Instructions for the task:
Leave out the pictures and repeat every record exactly.

-- Start of Recorded data --

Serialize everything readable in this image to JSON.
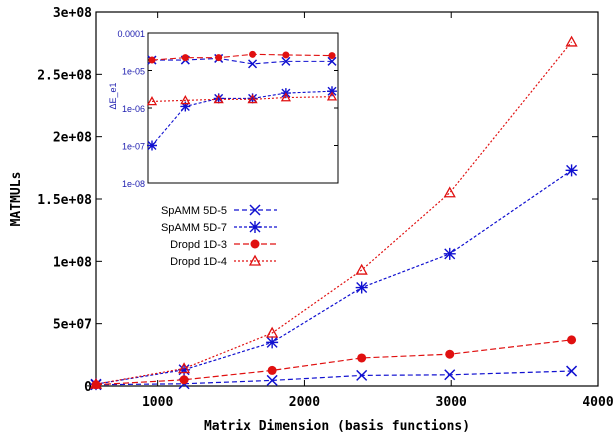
{
  "chart_data": [
    {
      "type": "line",
      "title": "",
      "xlabel": "Matrix Dimension (basis functions)",
      "ylabel": "MATMULs",
      "xlim": [
        580,
        4000
      ],
      "ylim": [
        0,
        300000000
      ],
      "x_ticks": [
        1000,
        2000,
        3000,
        4000
      ],
      "x_tick_labels": [
        "1000",
        "2000",
        "3000",
        "4000"
      ],
      "y_ticks": [
        0,
        50000000,
        100000000,
        150000000,
        200000000,
        250000000,
        300000000
      ],
      "y_tick_labels": [
        "0",
        "5e+07",
        "1e+08",
        "1.5e+08",
        "2e+08",
        "2.5e+08",
        "3e+08"
      ],
      "grid": false,
      "legend_position": "center-left",
      "series": [
        {
          "name": "SpAMM 5D-5",
          "color": "#1010d0",
          "marker": "x",
          "x": [
            580,
            1180,
            1780,
            2390,
            2990,
            3820
          ],
          "values": [
            1000000,
            1800000,
            4500000,
            8500000,
            9000000,
            12000000
          ]
        },
        {
          "name": "SpAMM 5D-7",
          "color": "#1010d0",
          "marker": "star",
          "x": [
            580,
            1180,
            1780,
            2390,
            2990,
            3820
          ],
          "values": [
            1500000,
            13000000,
            35000000,
            79000000,
            106000000,
            173000000
          ]
        },
        {
          "name": "Dropd 1D-3",
          "color": "#e01010",
          "marker": "filled-circle",
          "x": [
            580,
            1180,
            1780,
            2390,
            2990,
            3820
          ],
          "values": [
            1000000,
            5000000,
            12500000,
            22500000,
            25500000,
            37000000
          ]
        },
        {
          "name": "Dropd 1D-4",
          "color": "#e01010",
          "marker": "open-triangle",
          "x": [
            580,
            1180,
            1780,
            2390,
            2990,
            3820
          ],
          "values": [
            1500000,
            14000000,
            42500000,
            93000000,
            155000000,
            276000000
          ]
        }
      ]
    },
    {
      "type": "line",
      "title": "",
      "xlabel": "",
      "ylabel": "ΔE_e1",
      "yscale": "log",
      "ylim": [
        1e-08,
        0.0001
      ],
      "y_ticks": [
        1e-08,
        1e-07,
        1e-06,
        1e-05,
        0.0001
      ],
      "y_tick_labels": [
        "1e-08",
        "1e-07",
        "1e-06",
        "1e-05",
        "0.0001"
      ],
      "x_range_note": "shares x values with main chart",
      "x": [
        580,
        1180,
        1780,
        2390,
        2990,
        3820
      ],
      "series": [
        {
          "name": "SpAMM 5D-5",
          "values": [
            1.9e-05,
            1.9e-05,
            2.1e-05,
            1.5e-05,
            1.75e-05,
            1.75e-05
          ]
        },
        {
          "name": "SpAMM 5D-7",
          "values": [
            1e-07,
            1.1e-06,
            1.8e-06,
            1.8e-06,
            2.5e-06,
            2.8e-06
          ]
        },
        {
          "name": "Dropd 1D-3",
          "values": [
            1.9e-05,
            2.2e-05,
            2.2e-05,
            2.7e-05,
            2.6e-05,
            2.5e-05
          ]
        },
        {
          "name": "Dropd 1D-4",
          "values": [
            1.5e-06,
            1.6e-06,
            1.7e-06,
            1.7e-06,
            1.9e-06,
            2e-06
          ]
        }
      ]
    }
  ]
}
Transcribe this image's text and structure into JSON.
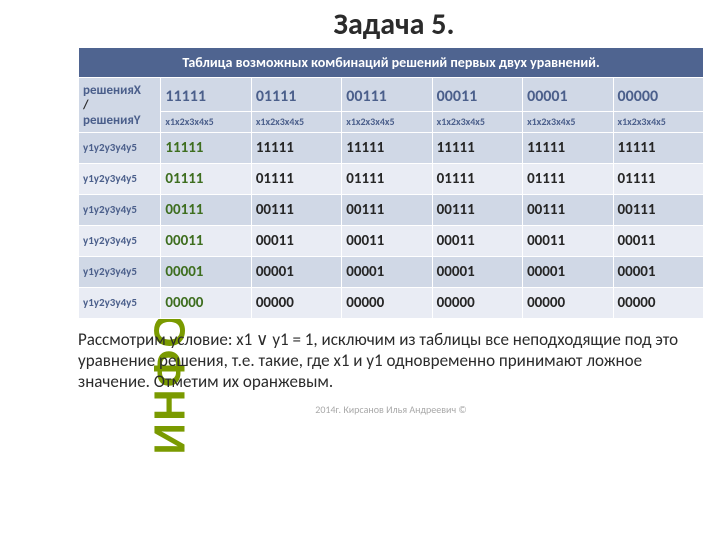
{
  "sidebar": {
    "label": "ИНФОРМАТИКА"
  },
  "title": "Задача 5.",
  "table": {
    "caption": "Таблица возможных комбинаций решений первых двух уравнений.",
    "corner": {
      "x": "решенияX",
      "slash": "/",
      "y": "решенияY"
    },
    "col_headers": [
      "11111",
      "01111",
      "00111",
      "00011",
      "00001",
      "00000"
    ],
    "subheader": "x1x2x3x4x5",
    "subheader_long": "x1x2x3x4x5",
    "row_label": "y1y2y3y4y5",
    "rows": [
      {
        "diag": "11111",
        "cells": [
          "11111",
          "11111",
          "11111",
          "11111",
          "11111",
          "11111"
        ]
      },
      {
        "diag": "01111",
        "cells": [
          "01111",
          "01111",
          "01111",
          "01111",
          "01111",
          "01111"
        ]
      },
      {
        "diag": "00111",
        "cells": [
          "00111",
          "00111",
          "00111",
          "00111",
          "00111",
          "00111"
        ]
      },
      {
        "diag": "00011",
        "cells": [
          "00011",
          "00011",
          "00011",
          "00011",
          "00011",
          "00011"
        ]
      },
      {
        "diag": "00001",
        "cells": [
          "00001",
          "00001",
          "00001",
          "00001",
          "00001",
          "00001"
        ]
      },
      {
        "diag": "00000",
        "cells": [
          "00000",
          "00000",
          "00000",
          "00000",
          "00000",
          "00000"
        ]
      }
    ],
    "shade_colors": {
      "a": "#d0d8e6",
      "b": "#e9ecf4"
    },
    "header_bg": "#4f6490",
    "diag_color": "#3e6e1f"
  },
  "paragraph": "Рассмотрим условие: x1 ∨ y1 = 1, исключим из таблицы все неподходящие под это уравнение решения, т.е. такие, где x1 и y1 одновременно принимают ложное значение. Отметим их оранжевым.",
  "footer": "2014г. Кирсанов Илья Андреевич ©"
}
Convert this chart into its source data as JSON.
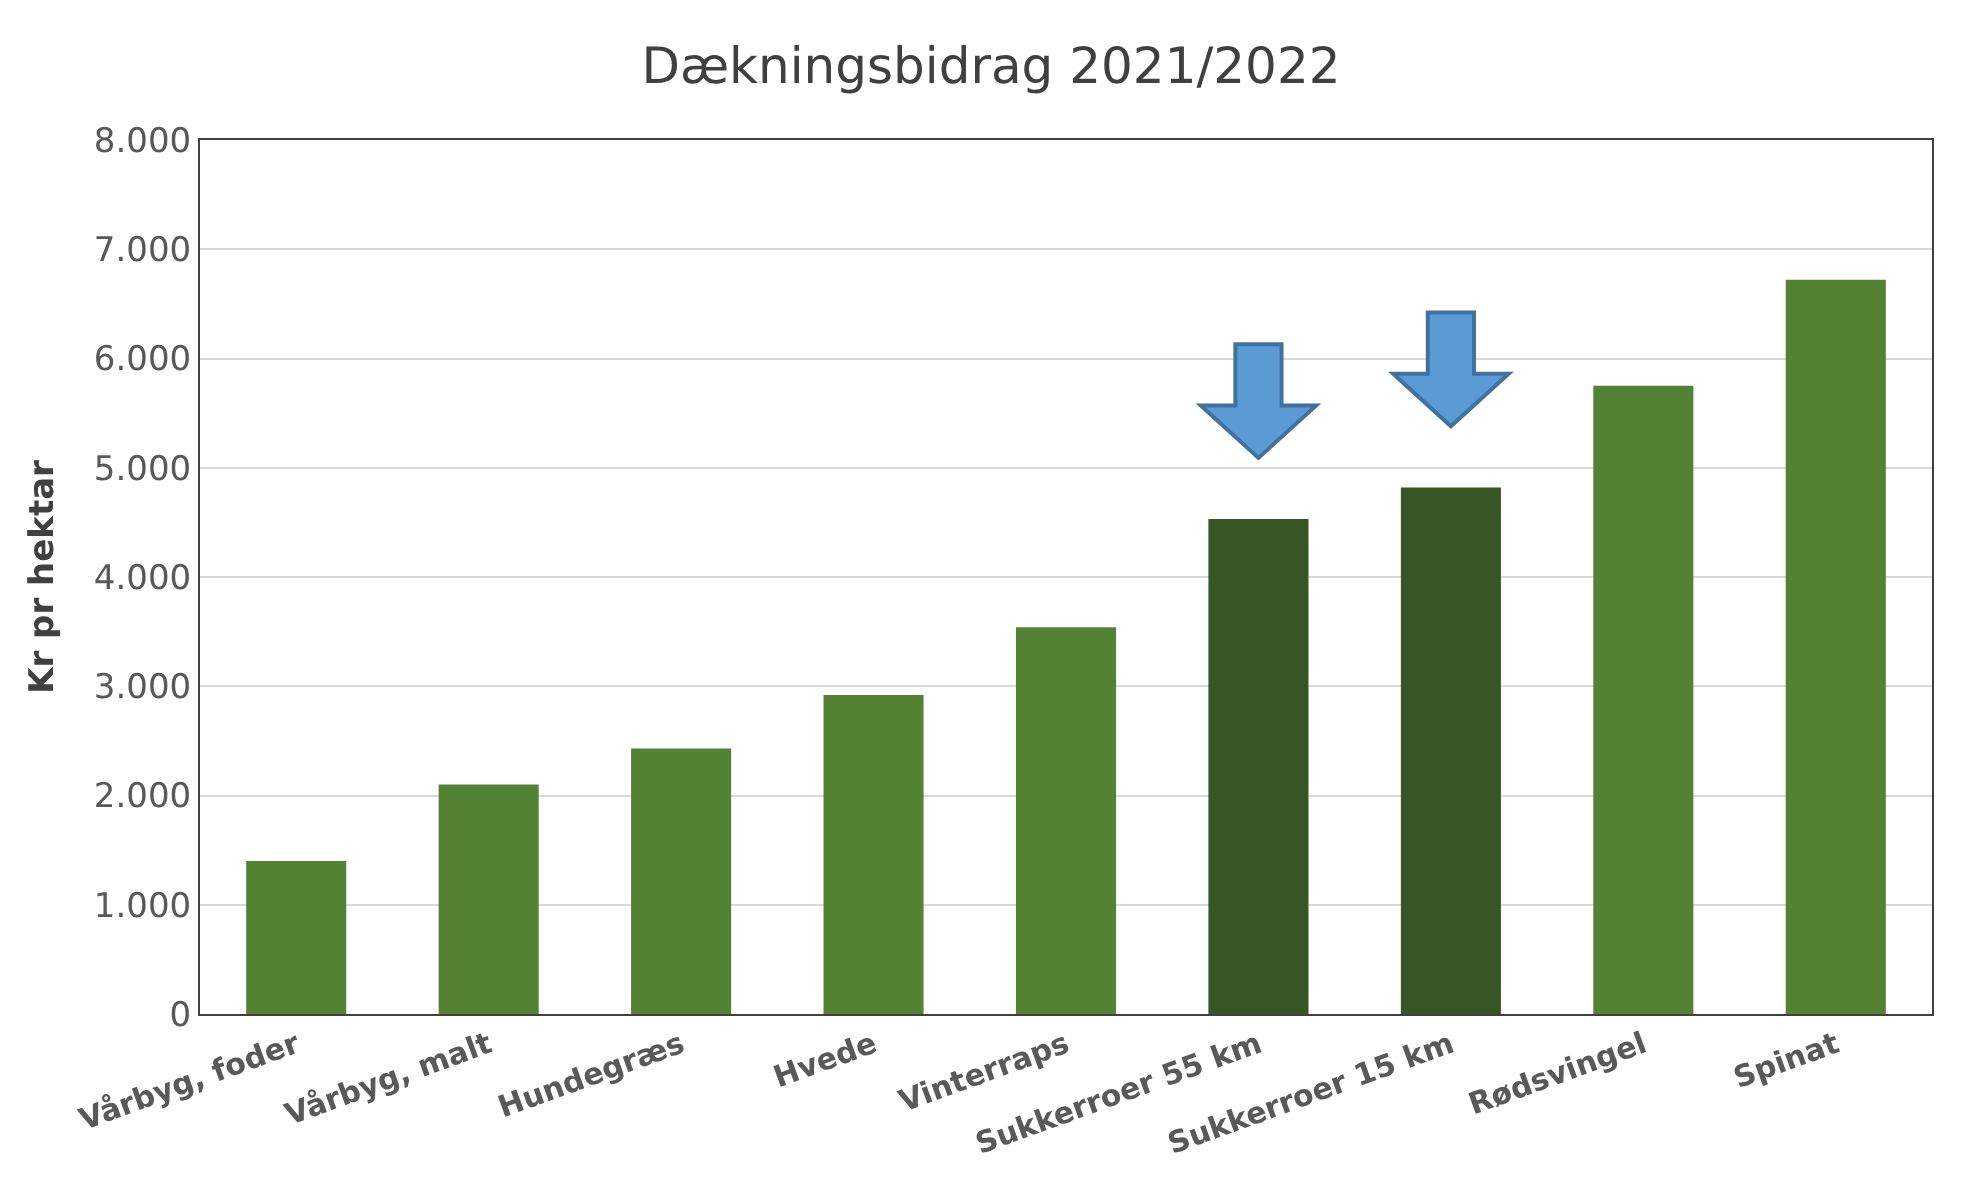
{
  "chart_data": {
    "type": "bar",
    "title": "Dækningsbidrag 2021/2022",
    "ylabel": "Kr pr hektar",
    "categories": [
      "Vårbyg, foder",
      "Vårbyg, malt",
      "Hundegræs",
      "Hvede",
      "Vinterraps",
      "Sukkerroer 55 km",
      "Sukkerroer 15 km",
      "Rødsvingel",
      "Spinat"
    ],
    "values": [
      1400,
      2100,
      2430,
      2920,
      3540,
      4530,
      4820,
      5750,
      6720
    ],
    "colors": [
      "#548235",
      "#548235",
      "#548235",
      "#548235",
      "#548235",
      "#375623",
      "#375623",
      "#548235",
      "#548235"
    ],
    "ylim": [
      0,
      8000
    ],
    "yticks": [
      0,
      {
        "value": 1000,
        "label": "1.000"
      },
      {
        "value": 2000,
        "label": "2.000"
      },
      {
        "value": 3000,
        "label": "3.000"
      },
      {
        "value": 4000,
        "label": "4.000"
      },
      {
        "value": 5000,
        "label": "5.000"
      },
      {
        "value": 6000,
        "label": "6.000"
      },
      {
        "value": 7000,
        "label": "7.000"
      },
      {
        "value": 8000,
        "label": "8.000"
      }
    ],
    "grid": "y"
  }
}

-- End of Recorded data --

Expected answer:
Serialize everything readable in this image to JSON.
{
  "chart_data": [
    {
      "type": "line",
      "title": "",
      "xlabel": "Matrix Dimension (basis functions)",
      "ylabel": "MATMULs",
      "xlim": [
        580,
        4000
      ],
      "ylim": [
        0,
        300000000
      ],
      "x_ticks": [
        1000,
        2000,
        3000,
        4000
      ],
      "x_tick_labels": [
        "1000",
        "2000",
        "3000",
        "4000"
      ],
      "y_ticks": [
        0,
        50000000,
        100000000,
        150000000,
        200000000,
        250000000,
        300000000
      ],
      "y_tick_labels": [
        "0",
        "5e+07",
        "1e+08",
        "1.5e+08",
        "2e+08",
        "2.5e+08",
        "3e+08"
      ],
      "grid": false,
      "legend_position": "center-left",
      "series": [
        {
          "name": "SpAMM 5D-5",
          "color": "#1010d0",
          "marker": "x",
          "x": [
            580,
            1180,
            1780,
            2390,
            2990,
            3820
          ],
          "values": [
            1000000,
            1800000,
            4500000,
            8500000,
            9000000,
            12000000
          ]
        },
        {
          "name": "SpAMM 5D-7",
          "color": "#1010d0",
          "marker": "star",
          "x": [
            580,
            1180,
            1780,
            2390,
            2990,
            3820
          ],
          "values": [
            1500000,
            13000000,
            35000000,
            79000000,
            106000000,
            173000000
          ]
        },
        {
          "name": "Dropd 1D-3",
          "color": "#e01010",
          "marker": "filled-circle",
          "x": [
            580,
            1180,
            1780,
            2390,
            2990,
            3820
          ],
          "values": [
            1000000,
            5000000,
            12500000,
            22500000,
            25500000,
            37000000
          ]
        },
        {
          "name": "Dropd 1D-4",
          "color": "#e01010",
          "marker": "open-triangle",
          "x": [
            580,
            1180,
            1780,
            2390,
            2990,
            3820
          ],
          "values": [
            1500000,
            14000000,
            42500000,
            93000000,
            155000000,
            276000000
          ]
        }
      ]
    },
    {
      "type": "line",
      "title": "",
      "xlabel": "",
      "ylabel": "ΔE_e1",
      "yscale": "log",
      "ylim": [
        1e-08,
        0.0001
      ],
      "y_ticks": [
        1e-08,
        1e-07,
        1e-06,
        1e-05,
        0.0001
      ],
      "y_tick_labels": [
        "1e-08",
        "1e-07",
        "1e-06",
        "1e-05",
        "0.0001"
      ],
      "x_range_note": "shares x values with main chart",
      "x": [
        580,
        1180,
        1780,
        2390,
        2990,
        3820
      ],
      "series": [
        {
          "name": "SpAMM 5D-5",
          "values": [
            1.9e-05,
            1.9e-05,
            2.1e-05,
            1.5e-05,
            1.75e-05,
            1.75e-05
          ]
        },
        {
          "name": "SpAMM 5D-7",
          "values": [
            1e-07,
            1.1e-06,
            1.8e-06,
            1.8e-06,
            2.5e-06,
            2.8e-06
          ]
        },
        {
          "name": "Dropd 1D-3",
          "values": [
            1.9e-05,
            2.2e-05,
            2.2e-05,
            2.7e-05,
            2.6e-05,
            2.5e-05
          ]
        },
        {
          "name": "Dropd 1D-4",
          "values": [
            1.5e-06,
            1.6e-06,
            1.7e-06,
            1.7e-06,
            1.9e-06,
            2e-06
          ]
        }
      ]
    }
  ]
}
Transcribe this image's text and structure into JSON.
{
  "sidebar": {
    "label": "ИНФОРМАТИКА"
  },
  "title": "Задача 5.",
  "table": {
    "caption": "Таблица возможных комбинаций решений первых двух уравнений.",
    "corner": {
      "x": "решенияX",
      "slash": "/",
      "y": "решенияY"
    },
    "col_headers": [
      "11111",
      "01111",
      "00111",
      "00011",
      "00001",
      "00000"
    ],
    "subheader": "x1x2x3x4x5",
    "subheader_long": "x1x2x3x4x5",
    "row_label": "y1y2y3y4y5",
    "rows": [
      {
        "diag": "11111",
        "cells": [
          "11111",
          "11111",
          "11111",
          "11111",
          "11111",
          "11111"
        ]
      },
      {
        "diag": "01111",
        "cells": [
          "01111",
          "01111",
          "01111",
          "01111",
          "01111",
          "01111"
        ]
      },
      {
        "diag": "00111",
        "cells": [
          "00111",
          "00111",
          "00111",
          "00111",
          "00111",
          "00111"
        ]
      },
      {
        "diag": "00011",
        "cells": [
          "00011",
          "00011",
          "00011",
          "00011",
          "00011",
          "00011"
        ]
      },
      {
        "diag": "00001",
        "cells": [
          "00001",
          "00001",
          "00001",
          "00001",
          "00001",
          "00001"
        ]
      },
      {
        "diag": "00000",
        "cells": [
          "00000",
          "00000",
          "00000",
          "00000",
          "00000",
          "00000"
        ]
      }
    ],
    "shade_colors": {
      "a": "#d0d8e6",
      "b": "#e9ecf4"
    },
    "header_bg": "#4f6490",
    "diag_color": "#3e6e1f"
  },
  "paragraph": "Рассмотрим условие: x1 ∨ y1 = 1, исключим из таблицы все неподходящие под это уравнение решения, т.е. такие, где x1 и y1 одновременно принимают ложное значение. Отметим их оранжевым.",
  "footer": "2014г. Кирсанов Илья Андреевич ©"
}
Convert this chart into its source data as JSON.
{
  "chart_data": {
    "type": "bar",
    "title": "Dækningsbidrag 2021/2022",
    "ylabel": "Kr pr hektar",
    "categories": [
      "Vårbyg, foder",
      "Vårbyg, malt",
      "Hundegræs",
      "Hvede",
      "Vinterraps",
      "Sukkerroer 55 km",
      "Sukkerroer 15 km",
      "Rødsvingel",
      "Spinat"
    ],
    "values": [
      1400,
      2100,
      2430,
      2920,
      3540,
      4530,
      4820,
      5750,
      6720
    ],
    "colors": [
      "#548235",
      "#548235",
      "#548235",
      "#548235",
      "#548235",
      "#375623",
      "#375623",
      "#548235",
      "#548235"
    ],
    "ylim": [
      0,
      8000
    ],
    "yticks": [
      0,
      {
        "value": 1000,
        "label": "1.000"
      },
      {
        "value": 2000,
        "label": "2.000"
      },
      {
        "value": 3000,
        "label": "3.000"
      },
      {
        "value": 4000,
        "label": "4.000"
      },
      {
        "value": 5000,
        "label": "5.000"
      },
      {
        "value": 6000,
        "label": "6.000"
      },
      {
        "value": 7000,
        "label": "7.000"
      },
      {
        "value": 8000,
        "label": "8.000"
      }
    ],
    "grid": "y"
  }
}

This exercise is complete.